[Your goal] How many lines of the records below contain the word "Figure"? Answer with the number alone.
(Source records Opens)
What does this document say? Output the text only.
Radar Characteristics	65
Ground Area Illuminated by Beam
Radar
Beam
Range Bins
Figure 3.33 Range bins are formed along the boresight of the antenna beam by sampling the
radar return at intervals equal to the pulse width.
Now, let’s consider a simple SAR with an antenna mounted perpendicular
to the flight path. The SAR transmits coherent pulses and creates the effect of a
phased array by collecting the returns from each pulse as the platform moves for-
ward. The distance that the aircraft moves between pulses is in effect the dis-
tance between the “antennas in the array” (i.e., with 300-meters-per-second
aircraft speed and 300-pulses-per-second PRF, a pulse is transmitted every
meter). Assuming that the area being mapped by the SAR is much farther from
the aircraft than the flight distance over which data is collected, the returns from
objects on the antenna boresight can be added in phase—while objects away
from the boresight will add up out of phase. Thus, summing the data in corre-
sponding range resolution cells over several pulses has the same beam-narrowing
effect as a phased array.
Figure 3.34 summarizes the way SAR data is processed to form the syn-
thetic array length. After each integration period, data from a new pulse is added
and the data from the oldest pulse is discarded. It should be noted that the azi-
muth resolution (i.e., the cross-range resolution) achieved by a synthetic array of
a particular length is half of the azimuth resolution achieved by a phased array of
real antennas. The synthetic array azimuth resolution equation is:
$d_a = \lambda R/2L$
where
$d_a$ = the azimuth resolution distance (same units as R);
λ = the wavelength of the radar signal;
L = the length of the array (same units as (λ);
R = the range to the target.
(Source records Closes)
(Source records Opens)
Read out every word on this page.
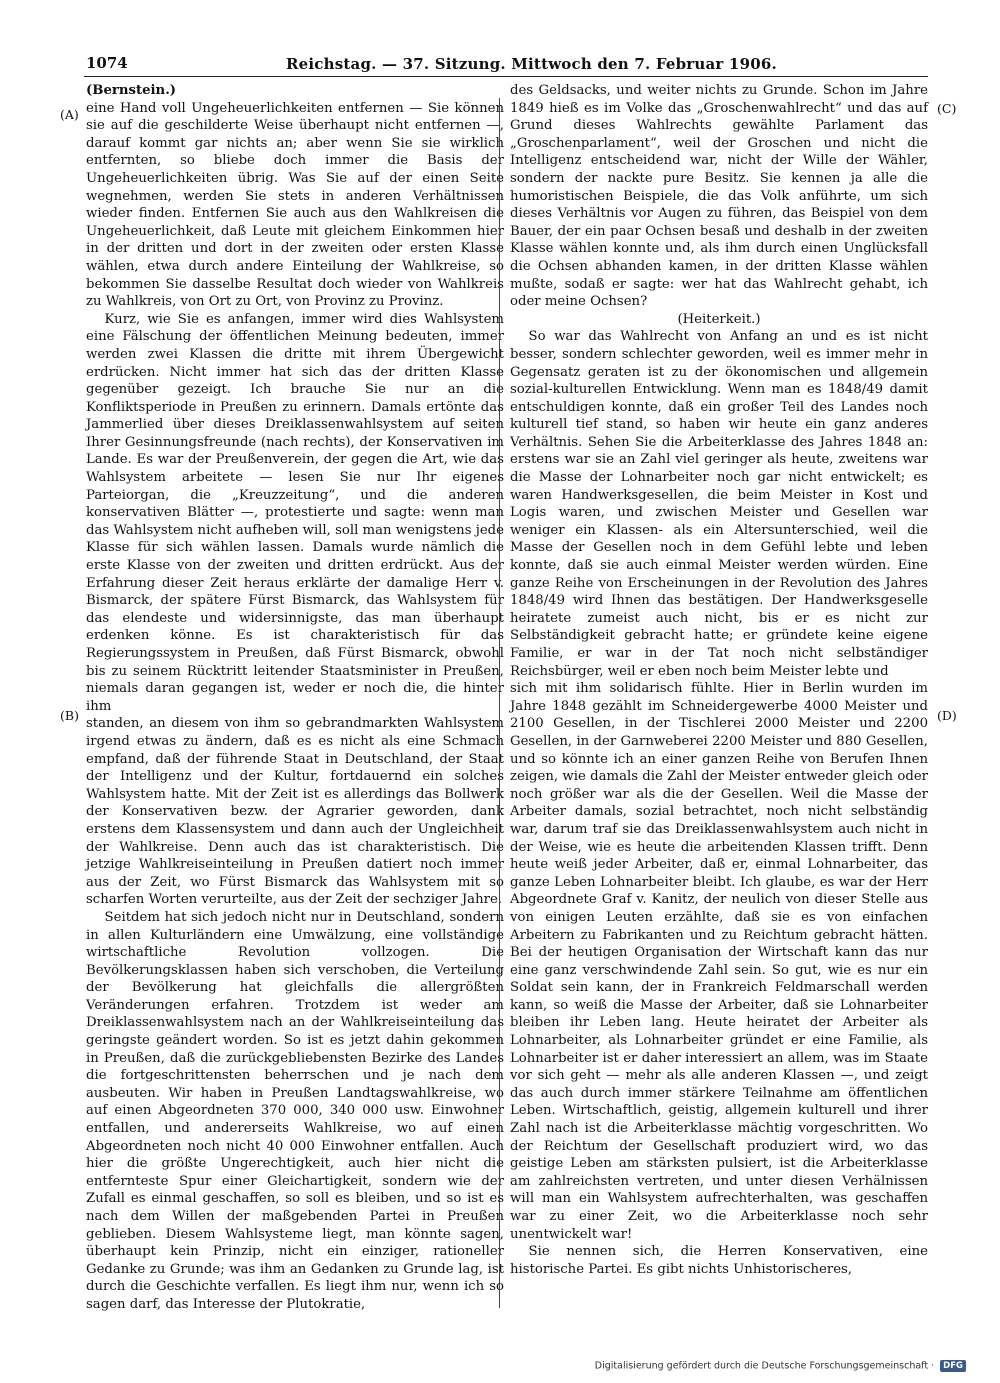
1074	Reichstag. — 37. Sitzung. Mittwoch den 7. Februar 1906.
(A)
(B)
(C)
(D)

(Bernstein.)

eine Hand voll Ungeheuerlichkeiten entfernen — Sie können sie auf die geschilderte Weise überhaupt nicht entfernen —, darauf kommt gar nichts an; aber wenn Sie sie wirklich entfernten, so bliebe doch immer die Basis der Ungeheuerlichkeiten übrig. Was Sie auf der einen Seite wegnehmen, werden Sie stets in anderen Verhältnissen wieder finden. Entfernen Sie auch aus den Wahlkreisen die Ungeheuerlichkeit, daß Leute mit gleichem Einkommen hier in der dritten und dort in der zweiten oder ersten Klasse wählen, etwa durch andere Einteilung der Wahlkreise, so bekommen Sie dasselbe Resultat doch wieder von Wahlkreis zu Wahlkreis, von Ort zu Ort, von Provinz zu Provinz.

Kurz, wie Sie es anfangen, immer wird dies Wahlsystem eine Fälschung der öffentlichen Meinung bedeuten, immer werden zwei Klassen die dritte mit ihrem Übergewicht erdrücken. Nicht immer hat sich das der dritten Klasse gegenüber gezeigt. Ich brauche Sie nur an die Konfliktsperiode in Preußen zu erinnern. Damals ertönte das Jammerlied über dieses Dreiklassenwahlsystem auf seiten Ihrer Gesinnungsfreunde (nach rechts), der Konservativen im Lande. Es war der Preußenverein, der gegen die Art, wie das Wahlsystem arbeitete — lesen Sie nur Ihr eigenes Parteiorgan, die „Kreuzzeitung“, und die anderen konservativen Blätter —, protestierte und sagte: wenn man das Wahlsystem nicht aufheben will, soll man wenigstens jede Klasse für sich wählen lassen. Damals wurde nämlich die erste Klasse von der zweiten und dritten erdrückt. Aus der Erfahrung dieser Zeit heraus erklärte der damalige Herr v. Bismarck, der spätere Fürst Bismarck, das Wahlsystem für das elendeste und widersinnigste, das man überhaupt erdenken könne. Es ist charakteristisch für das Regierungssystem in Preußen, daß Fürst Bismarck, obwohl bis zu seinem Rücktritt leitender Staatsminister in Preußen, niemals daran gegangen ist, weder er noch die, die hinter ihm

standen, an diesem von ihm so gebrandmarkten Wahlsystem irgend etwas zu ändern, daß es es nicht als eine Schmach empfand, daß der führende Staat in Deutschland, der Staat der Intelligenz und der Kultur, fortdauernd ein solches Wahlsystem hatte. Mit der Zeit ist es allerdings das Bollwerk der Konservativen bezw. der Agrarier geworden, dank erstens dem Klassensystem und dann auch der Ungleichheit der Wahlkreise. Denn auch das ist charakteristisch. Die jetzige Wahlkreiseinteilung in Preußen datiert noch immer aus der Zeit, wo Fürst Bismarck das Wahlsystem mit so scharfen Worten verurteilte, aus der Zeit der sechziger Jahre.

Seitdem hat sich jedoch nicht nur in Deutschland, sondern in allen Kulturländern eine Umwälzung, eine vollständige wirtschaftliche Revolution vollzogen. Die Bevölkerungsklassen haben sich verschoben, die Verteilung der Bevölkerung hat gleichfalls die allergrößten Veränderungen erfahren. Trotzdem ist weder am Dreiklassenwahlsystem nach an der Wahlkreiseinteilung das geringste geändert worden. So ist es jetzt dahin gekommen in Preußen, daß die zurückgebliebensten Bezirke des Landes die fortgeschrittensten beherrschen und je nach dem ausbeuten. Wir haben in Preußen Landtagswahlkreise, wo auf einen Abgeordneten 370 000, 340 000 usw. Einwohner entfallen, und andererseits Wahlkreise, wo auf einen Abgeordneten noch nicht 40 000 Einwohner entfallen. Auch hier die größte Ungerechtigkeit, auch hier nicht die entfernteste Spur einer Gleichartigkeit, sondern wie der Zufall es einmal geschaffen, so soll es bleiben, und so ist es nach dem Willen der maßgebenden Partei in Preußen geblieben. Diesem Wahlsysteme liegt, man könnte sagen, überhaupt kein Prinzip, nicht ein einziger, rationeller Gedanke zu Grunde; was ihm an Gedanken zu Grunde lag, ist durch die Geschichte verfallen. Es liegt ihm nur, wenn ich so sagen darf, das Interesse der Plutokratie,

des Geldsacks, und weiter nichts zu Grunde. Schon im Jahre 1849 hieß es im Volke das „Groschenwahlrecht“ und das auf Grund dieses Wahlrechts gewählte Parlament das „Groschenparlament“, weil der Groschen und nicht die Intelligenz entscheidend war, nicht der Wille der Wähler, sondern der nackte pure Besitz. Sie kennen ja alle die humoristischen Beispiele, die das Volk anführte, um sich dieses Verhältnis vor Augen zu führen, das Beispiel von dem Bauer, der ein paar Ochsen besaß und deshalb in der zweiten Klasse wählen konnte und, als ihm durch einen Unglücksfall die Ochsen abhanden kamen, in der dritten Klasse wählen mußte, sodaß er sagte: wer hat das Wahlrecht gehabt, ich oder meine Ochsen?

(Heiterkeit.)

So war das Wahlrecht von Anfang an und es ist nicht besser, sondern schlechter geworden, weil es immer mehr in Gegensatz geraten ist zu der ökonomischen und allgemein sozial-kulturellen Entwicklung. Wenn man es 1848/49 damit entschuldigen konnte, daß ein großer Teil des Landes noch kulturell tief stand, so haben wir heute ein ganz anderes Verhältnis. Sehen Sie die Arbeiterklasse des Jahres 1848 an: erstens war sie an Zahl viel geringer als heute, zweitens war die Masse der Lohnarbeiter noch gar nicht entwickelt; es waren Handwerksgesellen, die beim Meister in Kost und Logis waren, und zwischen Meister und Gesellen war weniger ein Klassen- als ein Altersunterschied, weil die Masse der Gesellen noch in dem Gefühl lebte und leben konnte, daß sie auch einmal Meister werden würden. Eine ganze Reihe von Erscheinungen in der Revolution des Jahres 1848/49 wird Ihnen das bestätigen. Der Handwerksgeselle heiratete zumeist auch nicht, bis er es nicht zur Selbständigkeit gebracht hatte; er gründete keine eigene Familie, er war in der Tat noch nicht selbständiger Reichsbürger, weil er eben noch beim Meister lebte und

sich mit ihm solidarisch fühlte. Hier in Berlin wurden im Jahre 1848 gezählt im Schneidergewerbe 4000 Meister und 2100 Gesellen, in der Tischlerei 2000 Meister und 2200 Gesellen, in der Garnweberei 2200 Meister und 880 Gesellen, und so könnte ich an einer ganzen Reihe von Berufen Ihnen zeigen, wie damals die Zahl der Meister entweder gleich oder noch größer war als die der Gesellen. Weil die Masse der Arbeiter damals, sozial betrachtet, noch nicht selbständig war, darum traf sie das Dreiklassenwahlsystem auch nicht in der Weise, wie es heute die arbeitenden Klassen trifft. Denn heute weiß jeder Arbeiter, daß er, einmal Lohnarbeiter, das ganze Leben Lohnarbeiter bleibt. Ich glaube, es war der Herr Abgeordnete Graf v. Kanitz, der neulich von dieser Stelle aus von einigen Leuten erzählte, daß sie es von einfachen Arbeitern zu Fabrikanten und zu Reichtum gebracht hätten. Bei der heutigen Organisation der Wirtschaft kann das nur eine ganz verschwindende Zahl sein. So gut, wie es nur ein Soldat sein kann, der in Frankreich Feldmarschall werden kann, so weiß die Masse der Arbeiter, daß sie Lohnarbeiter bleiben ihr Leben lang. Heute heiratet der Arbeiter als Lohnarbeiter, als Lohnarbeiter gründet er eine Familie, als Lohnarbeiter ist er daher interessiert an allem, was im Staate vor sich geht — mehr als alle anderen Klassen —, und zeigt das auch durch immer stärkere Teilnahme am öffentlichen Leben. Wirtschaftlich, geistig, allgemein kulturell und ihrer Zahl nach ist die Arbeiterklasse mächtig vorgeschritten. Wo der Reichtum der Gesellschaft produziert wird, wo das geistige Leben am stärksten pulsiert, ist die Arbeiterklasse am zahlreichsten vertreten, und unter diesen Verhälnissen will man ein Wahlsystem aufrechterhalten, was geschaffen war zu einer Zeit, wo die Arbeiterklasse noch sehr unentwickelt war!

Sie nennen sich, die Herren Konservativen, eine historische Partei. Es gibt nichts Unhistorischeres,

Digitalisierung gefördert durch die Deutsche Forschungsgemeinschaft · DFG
(Source records Closes)
[Answer to the problem] 2